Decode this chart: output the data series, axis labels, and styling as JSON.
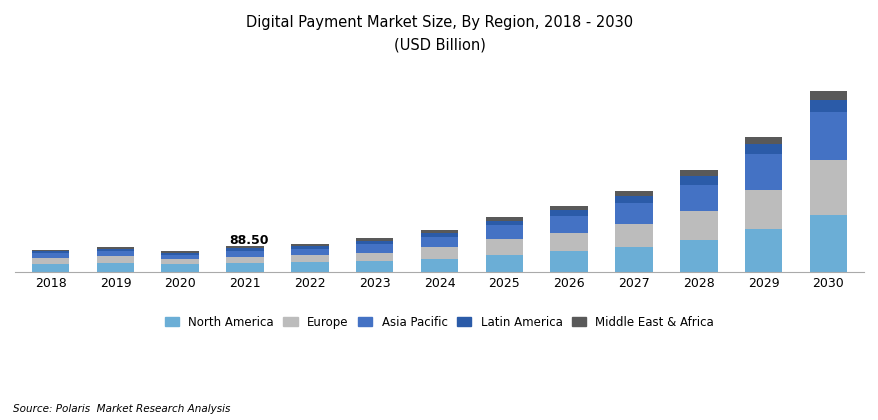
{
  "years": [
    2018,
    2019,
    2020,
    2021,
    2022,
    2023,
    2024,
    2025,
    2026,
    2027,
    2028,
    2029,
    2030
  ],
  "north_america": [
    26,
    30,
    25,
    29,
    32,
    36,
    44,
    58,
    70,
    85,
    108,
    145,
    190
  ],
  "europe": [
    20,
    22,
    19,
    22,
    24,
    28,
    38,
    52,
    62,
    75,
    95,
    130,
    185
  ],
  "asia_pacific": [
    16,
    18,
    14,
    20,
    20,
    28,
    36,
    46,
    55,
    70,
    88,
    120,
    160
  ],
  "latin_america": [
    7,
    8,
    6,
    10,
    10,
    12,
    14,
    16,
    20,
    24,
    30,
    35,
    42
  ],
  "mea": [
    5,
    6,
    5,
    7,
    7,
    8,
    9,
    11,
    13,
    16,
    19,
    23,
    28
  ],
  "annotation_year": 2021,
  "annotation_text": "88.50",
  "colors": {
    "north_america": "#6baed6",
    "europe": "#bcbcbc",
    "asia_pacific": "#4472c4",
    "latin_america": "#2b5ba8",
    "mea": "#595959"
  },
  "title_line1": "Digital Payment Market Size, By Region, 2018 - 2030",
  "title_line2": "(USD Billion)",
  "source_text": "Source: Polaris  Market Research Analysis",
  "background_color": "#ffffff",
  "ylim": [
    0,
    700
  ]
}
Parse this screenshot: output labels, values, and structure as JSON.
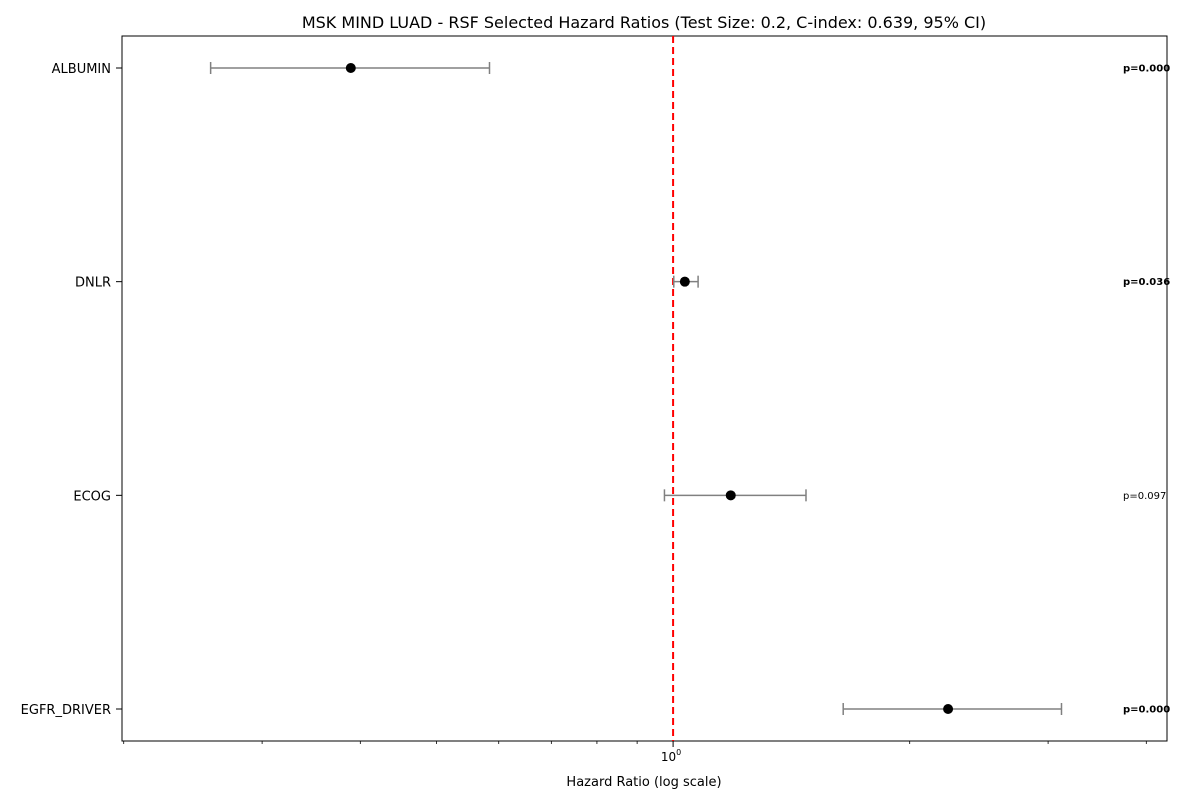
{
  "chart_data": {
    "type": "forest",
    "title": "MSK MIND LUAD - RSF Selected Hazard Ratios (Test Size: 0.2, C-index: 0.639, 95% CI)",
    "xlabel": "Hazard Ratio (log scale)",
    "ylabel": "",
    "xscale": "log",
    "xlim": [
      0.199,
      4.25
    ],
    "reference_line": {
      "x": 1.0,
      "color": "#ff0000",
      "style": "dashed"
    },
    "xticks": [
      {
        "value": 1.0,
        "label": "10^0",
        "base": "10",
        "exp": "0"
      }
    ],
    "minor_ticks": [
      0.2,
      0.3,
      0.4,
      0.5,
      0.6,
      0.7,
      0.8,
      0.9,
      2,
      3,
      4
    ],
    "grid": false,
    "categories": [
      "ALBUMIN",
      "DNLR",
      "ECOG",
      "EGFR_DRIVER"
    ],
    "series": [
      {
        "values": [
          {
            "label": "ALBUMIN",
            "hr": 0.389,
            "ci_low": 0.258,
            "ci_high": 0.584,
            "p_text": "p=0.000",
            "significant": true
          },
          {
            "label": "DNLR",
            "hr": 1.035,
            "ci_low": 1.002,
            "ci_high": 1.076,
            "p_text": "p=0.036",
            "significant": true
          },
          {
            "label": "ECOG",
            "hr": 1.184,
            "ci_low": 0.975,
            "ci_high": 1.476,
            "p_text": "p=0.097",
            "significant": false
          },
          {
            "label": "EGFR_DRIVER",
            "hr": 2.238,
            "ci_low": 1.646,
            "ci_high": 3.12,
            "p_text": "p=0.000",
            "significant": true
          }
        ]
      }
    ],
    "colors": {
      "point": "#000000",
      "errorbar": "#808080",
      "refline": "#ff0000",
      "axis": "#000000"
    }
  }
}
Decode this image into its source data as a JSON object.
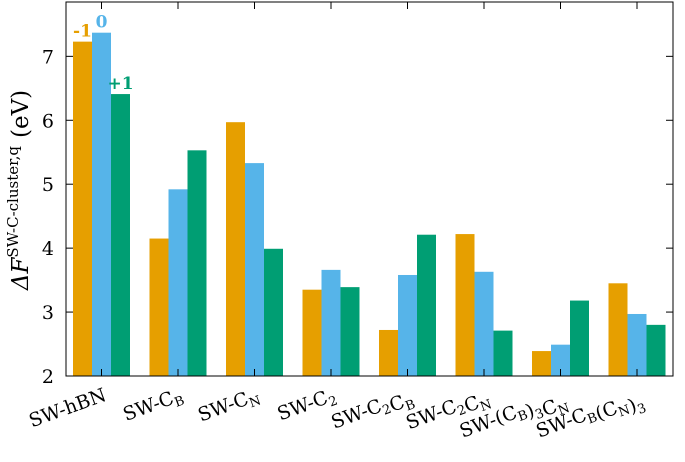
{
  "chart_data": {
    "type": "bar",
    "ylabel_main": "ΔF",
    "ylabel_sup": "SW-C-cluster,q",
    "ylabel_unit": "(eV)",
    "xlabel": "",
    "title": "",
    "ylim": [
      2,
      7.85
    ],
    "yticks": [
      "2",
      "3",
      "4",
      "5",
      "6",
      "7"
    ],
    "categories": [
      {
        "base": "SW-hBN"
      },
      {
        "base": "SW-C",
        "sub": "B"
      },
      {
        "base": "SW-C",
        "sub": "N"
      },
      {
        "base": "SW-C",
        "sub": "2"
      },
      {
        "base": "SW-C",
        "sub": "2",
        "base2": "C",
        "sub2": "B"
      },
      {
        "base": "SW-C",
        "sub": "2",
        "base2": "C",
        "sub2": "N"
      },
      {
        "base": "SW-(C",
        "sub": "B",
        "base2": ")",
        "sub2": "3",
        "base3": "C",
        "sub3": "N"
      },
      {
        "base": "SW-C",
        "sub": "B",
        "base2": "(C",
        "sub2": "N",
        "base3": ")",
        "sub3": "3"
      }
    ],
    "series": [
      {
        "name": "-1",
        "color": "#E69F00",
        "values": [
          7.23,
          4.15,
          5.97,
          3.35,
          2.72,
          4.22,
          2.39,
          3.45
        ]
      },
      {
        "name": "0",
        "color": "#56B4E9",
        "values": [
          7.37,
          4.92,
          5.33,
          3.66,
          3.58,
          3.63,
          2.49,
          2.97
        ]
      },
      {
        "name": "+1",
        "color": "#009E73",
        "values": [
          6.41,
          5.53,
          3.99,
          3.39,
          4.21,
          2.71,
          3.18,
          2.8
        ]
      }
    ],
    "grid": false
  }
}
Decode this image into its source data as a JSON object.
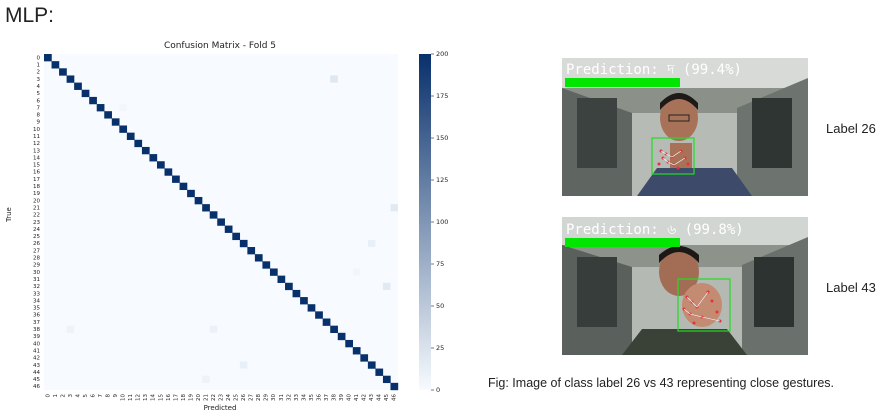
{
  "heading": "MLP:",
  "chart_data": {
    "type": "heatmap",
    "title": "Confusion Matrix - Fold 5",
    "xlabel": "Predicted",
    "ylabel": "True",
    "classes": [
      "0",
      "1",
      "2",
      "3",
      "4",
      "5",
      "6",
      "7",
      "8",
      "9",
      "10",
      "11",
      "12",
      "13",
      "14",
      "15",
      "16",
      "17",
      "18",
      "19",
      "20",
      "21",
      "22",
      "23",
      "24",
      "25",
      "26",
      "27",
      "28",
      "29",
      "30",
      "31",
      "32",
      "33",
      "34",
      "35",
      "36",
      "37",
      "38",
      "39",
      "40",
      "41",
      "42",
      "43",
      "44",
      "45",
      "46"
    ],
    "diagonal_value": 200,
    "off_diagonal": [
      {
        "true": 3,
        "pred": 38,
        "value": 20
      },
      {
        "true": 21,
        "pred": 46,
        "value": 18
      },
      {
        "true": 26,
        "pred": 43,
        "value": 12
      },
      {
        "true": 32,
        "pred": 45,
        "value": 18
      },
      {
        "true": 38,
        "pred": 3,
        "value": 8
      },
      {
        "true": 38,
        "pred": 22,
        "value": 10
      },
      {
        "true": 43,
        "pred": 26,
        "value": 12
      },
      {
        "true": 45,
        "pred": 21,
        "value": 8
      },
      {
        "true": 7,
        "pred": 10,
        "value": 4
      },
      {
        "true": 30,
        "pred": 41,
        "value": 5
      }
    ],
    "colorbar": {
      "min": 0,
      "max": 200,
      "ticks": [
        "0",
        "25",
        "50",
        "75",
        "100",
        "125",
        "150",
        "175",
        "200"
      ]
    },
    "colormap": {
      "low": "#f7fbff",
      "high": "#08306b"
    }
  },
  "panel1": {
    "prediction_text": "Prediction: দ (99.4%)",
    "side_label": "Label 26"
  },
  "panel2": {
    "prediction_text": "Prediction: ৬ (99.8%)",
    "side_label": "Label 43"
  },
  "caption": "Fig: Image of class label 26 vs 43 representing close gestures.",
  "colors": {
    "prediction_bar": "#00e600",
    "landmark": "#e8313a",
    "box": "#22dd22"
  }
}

——————————

What you are asked to do:
Check each line of the records for "labels" and copy the ones that contain it.

Written reply:
Decode this chart: output the data series, axis labels, and styling as JSON.
Parse this screenshot: output labels, values, and structure as JSON.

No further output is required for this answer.